What you will do:
Copy out the stretch of records from the line containing "Give bounding boxes" through the line containing "toc-leader-dots (362, 746, 438, 766)", and leave the pictures out of your answer.

Dataset content:

--------------------------------------------------

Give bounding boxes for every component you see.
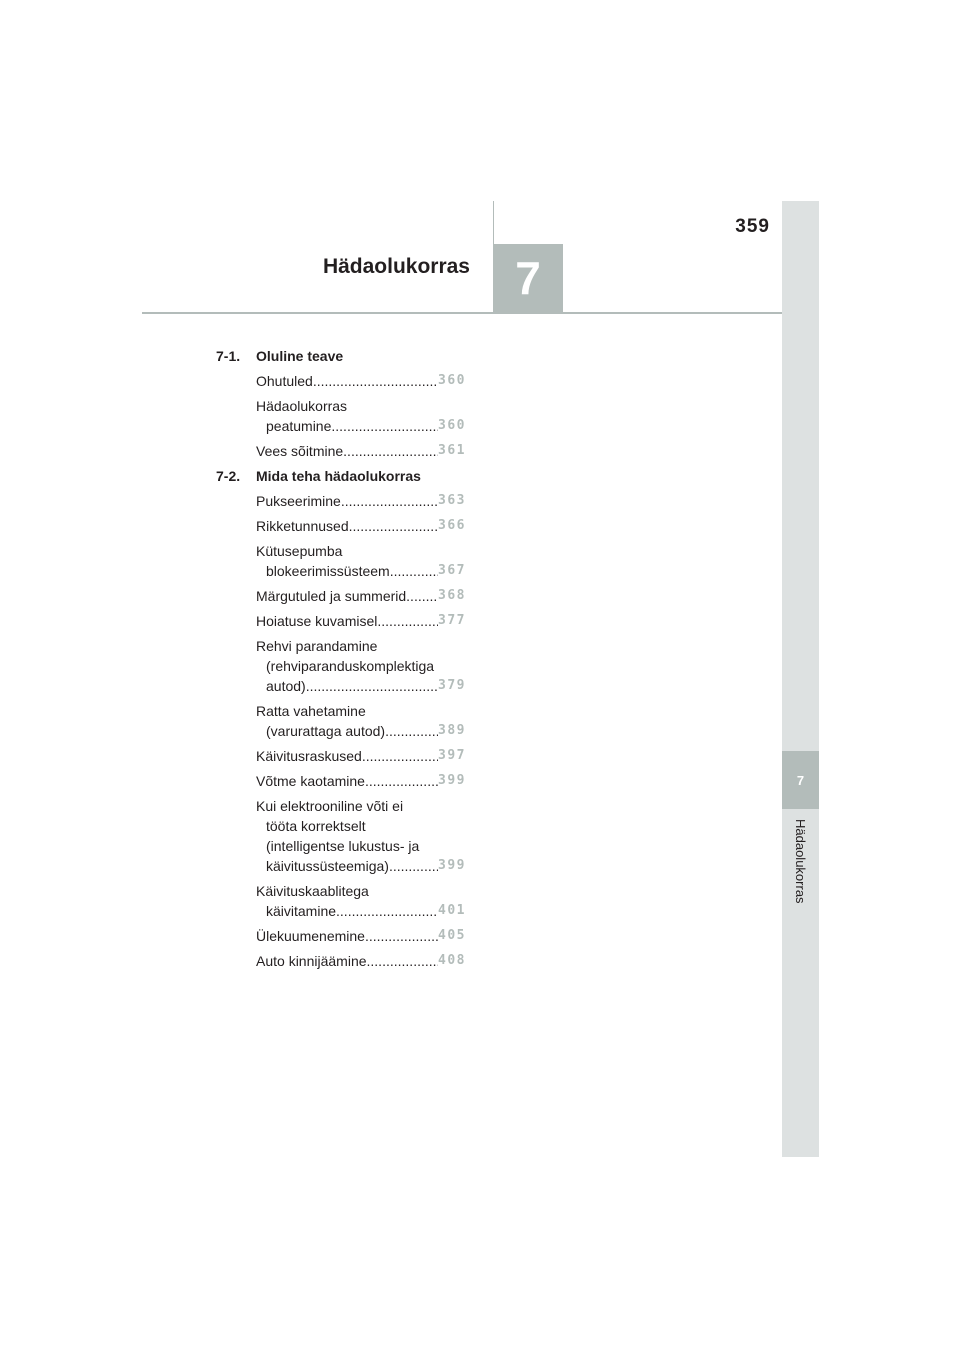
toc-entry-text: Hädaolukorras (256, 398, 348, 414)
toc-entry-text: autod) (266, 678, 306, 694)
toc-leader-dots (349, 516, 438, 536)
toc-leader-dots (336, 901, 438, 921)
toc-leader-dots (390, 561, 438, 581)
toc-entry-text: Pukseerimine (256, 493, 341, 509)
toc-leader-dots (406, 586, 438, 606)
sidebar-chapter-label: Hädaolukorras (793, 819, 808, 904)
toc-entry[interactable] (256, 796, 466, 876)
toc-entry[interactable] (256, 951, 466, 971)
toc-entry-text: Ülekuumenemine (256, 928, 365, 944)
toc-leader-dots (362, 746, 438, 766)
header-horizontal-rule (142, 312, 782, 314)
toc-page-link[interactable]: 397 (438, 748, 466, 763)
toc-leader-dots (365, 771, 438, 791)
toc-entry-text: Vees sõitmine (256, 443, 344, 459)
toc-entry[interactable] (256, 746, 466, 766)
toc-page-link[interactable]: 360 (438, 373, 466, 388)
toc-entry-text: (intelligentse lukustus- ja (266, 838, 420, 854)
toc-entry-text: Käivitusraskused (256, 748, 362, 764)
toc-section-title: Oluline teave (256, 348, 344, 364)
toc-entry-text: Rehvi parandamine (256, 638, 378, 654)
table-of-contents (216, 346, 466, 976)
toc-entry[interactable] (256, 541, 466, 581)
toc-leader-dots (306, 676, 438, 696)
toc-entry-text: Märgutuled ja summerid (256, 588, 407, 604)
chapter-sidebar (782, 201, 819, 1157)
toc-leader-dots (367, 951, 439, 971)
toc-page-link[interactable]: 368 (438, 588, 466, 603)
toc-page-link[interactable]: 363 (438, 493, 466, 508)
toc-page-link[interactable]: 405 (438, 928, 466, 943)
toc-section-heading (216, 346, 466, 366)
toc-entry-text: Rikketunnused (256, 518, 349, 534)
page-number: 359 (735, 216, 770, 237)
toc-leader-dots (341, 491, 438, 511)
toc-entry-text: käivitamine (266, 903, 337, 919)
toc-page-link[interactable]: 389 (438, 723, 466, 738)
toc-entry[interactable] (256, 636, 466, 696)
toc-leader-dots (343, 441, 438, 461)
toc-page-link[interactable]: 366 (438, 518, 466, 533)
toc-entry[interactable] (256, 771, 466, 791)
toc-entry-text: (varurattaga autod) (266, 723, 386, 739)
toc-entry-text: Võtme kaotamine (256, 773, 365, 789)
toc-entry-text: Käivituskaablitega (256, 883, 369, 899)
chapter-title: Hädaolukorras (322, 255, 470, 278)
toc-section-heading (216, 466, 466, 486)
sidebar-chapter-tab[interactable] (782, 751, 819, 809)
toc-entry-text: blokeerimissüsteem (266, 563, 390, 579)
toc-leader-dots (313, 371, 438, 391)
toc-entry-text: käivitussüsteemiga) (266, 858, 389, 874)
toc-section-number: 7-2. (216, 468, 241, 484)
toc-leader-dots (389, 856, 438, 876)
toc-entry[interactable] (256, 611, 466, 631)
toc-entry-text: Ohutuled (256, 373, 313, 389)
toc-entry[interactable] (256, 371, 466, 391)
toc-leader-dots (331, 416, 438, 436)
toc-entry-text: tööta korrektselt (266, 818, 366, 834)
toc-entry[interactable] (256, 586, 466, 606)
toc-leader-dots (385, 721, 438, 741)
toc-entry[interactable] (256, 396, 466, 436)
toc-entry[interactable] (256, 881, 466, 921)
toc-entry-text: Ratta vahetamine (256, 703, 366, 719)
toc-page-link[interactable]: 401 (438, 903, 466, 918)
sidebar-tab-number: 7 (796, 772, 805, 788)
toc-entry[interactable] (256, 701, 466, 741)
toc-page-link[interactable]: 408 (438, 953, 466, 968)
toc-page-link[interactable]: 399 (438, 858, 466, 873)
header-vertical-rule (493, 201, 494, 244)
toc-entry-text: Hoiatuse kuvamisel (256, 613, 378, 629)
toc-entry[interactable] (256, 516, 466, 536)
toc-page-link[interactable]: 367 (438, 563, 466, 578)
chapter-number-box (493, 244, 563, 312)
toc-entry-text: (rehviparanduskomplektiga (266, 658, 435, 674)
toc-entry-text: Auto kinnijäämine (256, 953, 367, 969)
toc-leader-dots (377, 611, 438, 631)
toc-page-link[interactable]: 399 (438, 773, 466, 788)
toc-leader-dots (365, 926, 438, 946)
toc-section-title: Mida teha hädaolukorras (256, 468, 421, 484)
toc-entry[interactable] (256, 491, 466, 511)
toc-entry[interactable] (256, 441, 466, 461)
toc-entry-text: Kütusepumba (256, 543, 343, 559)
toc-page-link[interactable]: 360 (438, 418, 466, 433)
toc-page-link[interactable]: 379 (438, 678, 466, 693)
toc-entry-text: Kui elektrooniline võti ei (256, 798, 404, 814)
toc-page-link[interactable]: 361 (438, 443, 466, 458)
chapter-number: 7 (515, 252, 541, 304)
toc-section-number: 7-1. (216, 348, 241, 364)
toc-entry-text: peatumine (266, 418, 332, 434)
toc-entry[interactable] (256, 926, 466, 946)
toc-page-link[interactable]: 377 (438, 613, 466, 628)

--------------------------------------------------

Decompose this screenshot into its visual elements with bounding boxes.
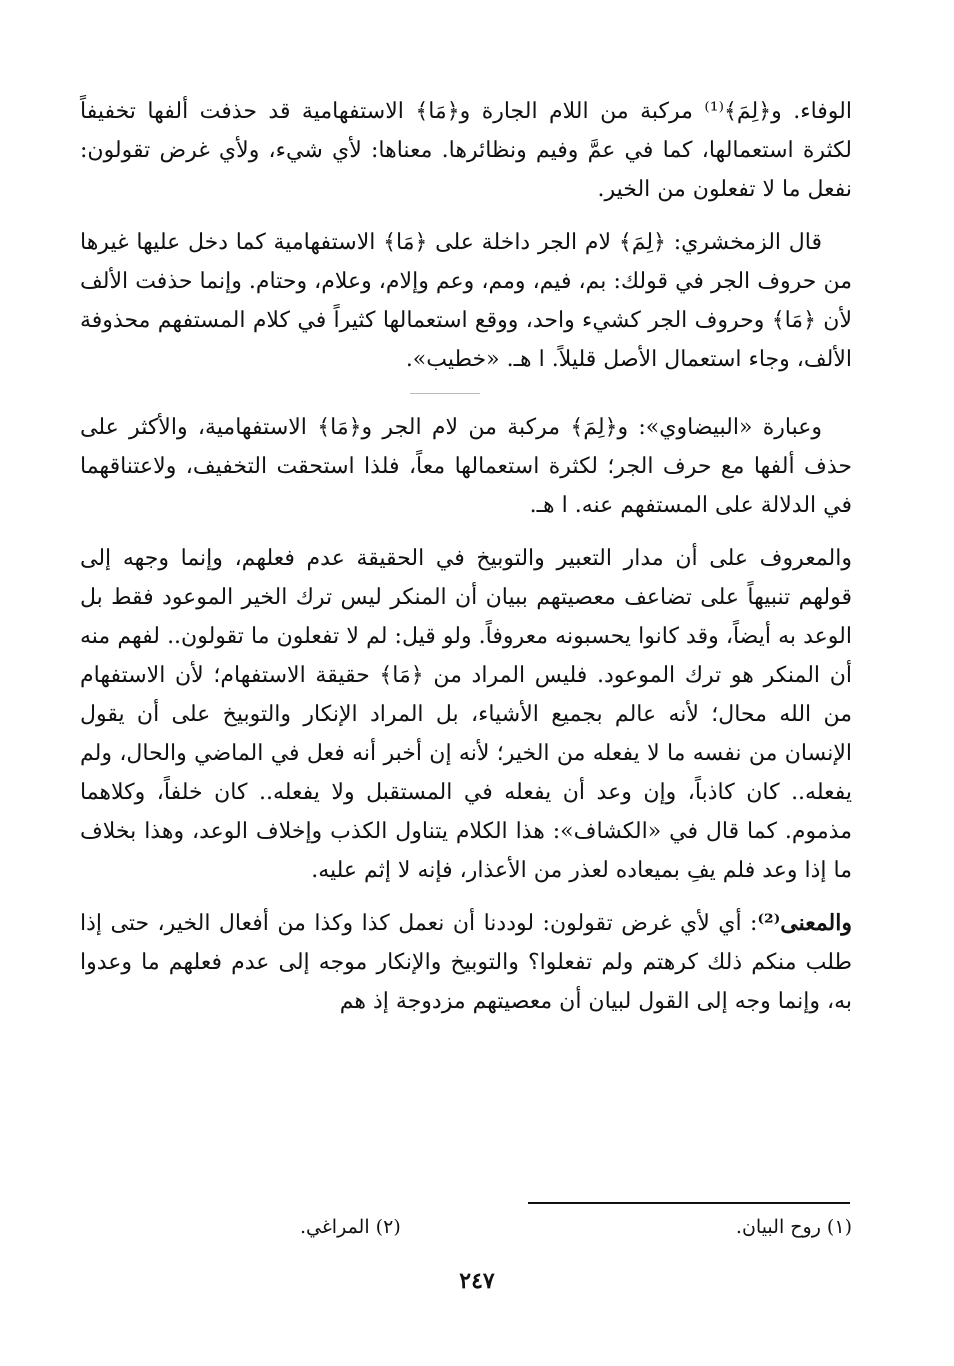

--------------------------------------------------

Exercise result:
Give bounding boxes for every component you see.
toc-entry-text: Hädaolukorras (256, 398, 348, 414)
toc-entry-text: autod) (266, 678, 306, 694)
toc-leader-dots (349, 516, 438, 536)
toc-leader-dots (336, 901, 438, 921)
toc-leader-dots (390, 561, 438, 581)
toc-entry-text: Pukseerimine (256, 493, 341, 509)
toc-leader-dots (406, 586, 438, 606)
sidebar-chapter-label: Hädaolukorras (793, 819, 808, 904)
toc-entry[interactable] (256, 796, 466, 876)
toc-entry[interactable] (256, 951, 466, 971)
toc-entry-text: Ülekuumenemine (256, 928, 365, 944)
toc-leader-dots (362, 746, 438, 766)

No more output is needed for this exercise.